Short problem
In the records that follow, show each line where the word "Peña" is present.

* * * * *

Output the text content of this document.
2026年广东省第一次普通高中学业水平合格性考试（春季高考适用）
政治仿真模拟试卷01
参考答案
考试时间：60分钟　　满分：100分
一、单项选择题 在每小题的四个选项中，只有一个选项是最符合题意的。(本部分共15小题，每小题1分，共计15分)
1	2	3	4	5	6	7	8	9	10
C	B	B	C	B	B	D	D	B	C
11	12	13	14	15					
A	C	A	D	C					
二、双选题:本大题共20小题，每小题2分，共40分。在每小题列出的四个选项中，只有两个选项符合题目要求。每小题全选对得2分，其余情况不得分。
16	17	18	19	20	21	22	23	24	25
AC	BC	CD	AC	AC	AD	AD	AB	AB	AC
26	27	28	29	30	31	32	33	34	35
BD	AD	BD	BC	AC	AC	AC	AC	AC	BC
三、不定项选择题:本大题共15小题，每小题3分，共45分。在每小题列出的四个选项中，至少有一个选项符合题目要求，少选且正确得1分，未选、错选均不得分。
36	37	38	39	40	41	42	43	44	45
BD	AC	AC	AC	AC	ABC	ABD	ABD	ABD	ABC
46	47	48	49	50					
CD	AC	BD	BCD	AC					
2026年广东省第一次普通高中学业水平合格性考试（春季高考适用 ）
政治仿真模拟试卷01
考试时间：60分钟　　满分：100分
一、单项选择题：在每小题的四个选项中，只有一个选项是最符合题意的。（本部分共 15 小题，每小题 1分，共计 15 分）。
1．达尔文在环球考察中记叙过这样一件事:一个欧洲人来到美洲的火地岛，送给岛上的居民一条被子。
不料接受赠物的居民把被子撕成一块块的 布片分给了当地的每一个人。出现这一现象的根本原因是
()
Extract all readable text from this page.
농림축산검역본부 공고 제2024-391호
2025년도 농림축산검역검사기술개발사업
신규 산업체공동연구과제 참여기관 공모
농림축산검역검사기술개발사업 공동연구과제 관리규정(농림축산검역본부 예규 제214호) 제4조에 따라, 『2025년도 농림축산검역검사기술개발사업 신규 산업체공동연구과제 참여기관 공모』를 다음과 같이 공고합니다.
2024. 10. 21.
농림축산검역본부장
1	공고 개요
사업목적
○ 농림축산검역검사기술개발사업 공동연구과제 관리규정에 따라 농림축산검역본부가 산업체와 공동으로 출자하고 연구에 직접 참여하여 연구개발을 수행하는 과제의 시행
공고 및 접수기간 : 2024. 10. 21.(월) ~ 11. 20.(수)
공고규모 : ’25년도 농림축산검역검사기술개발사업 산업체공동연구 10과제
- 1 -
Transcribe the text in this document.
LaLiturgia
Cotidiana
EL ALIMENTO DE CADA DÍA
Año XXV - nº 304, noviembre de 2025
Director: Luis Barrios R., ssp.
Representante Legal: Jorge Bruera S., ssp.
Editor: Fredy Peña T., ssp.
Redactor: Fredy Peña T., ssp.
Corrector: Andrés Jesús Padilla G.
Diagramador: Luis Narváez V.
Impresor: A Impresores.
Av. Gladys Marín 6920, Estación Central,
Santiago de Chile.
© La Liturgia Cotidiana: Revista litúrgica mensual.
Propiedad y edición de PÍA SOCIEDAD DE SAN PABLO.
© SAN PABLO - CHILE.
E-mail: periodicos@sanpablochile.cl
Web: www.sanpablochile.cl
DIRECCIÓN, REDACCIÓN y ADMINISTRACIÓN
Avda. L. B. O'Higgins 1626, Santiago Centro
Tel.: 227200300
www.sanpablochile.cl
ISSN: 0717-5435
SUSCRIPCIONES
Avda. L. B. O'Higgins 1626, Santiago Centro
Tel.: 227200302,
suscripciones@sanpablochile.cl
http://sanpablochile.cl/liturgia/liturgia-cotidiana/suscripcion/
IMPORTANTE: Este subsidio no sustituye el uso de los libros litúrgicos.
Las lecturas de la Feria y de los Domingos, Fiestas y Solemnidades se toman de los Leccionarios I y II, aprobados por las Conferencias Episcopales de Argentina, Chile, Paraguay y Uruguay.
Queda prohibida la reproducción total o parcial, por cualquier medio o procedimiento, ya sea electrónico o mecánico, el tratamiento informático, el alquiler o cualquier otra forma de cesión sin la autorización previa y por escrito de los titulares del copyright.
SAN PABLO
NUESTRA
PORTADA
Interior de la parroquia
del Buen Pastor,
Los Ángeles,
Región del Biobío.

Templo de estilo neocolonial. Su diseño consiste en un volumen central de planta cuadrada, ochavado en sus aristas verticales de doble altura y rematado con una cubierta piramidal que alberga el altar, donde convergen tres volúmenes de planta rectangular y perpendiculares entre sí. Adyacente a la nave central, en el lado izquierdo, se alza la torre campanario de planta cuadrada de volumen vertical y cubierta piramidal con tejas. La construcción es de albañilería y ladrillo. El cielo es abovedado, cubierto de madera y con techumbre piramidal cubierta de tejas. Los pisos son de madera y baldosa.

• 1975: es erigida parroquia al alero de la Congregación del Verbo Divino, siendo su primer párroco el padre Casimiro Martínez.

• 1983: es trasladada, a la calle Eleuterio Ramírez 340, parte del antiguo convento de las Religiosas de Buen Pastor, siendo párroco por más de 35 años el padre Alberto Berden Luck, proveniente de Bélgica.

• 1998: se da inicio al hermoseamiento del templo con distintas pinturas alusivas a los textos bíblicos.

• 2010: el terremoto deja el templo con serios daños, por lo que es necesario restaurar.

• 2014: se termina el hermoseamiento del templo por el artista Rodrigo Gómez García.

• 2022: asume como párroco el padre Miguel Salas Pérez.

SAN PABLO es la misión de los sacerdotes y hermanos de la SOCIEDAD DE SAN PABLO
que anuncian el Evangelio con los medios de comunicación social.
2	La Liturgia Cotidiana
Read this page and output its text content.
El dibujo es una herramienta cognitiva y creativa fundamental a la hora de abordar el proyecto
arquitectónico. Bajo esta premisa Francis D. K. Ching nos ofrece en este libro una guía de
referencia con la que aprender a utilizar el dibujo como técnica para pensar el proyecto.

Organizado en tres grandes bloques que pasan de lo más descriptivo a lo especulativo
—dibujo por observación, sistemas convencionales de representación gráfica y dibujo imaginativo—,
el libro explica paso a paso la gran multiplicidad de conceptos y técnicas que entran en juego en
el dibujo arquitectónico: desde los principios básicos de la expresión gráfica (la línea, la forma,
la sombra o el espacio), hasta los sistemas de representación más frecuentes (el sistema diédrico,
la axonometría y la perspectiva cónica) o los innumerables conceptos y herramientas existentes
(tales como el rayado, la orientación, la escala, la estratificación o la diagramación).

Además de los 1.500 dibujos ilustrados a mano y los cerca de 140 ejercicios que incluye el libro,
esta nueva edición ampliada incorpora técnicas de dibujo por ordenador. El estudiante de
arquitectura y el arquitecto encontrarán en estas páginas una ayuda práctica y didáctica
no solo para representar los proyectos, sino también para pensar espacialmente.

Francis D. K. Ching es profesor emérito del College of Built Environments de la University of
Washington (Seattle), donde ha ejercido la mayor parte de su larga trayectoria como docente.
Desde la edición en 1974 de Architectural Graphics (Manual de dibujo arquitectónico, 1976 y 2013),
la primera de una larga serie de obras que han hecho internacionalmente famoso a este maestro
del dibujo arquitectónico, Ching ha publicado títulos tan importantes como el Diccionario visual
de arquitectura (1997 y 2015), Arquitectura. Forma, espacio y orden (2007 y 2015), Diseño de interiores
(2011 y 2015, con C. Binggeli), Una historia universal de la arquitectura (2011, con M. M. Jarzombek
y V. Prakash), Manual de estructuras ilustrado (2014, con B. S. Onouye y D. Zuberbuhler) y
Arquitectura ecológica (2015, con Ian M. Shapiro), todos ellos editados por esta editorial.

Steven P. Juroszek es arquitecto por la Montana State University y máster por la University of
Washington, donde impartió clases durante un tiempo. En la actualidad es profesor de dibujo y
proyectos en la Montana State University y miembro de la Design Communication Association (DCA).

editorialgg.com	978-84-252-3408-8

* * * * *

Full response
Editor: Fredy Peña T., ssp.
Redactor: Fredy Peña T., ssp.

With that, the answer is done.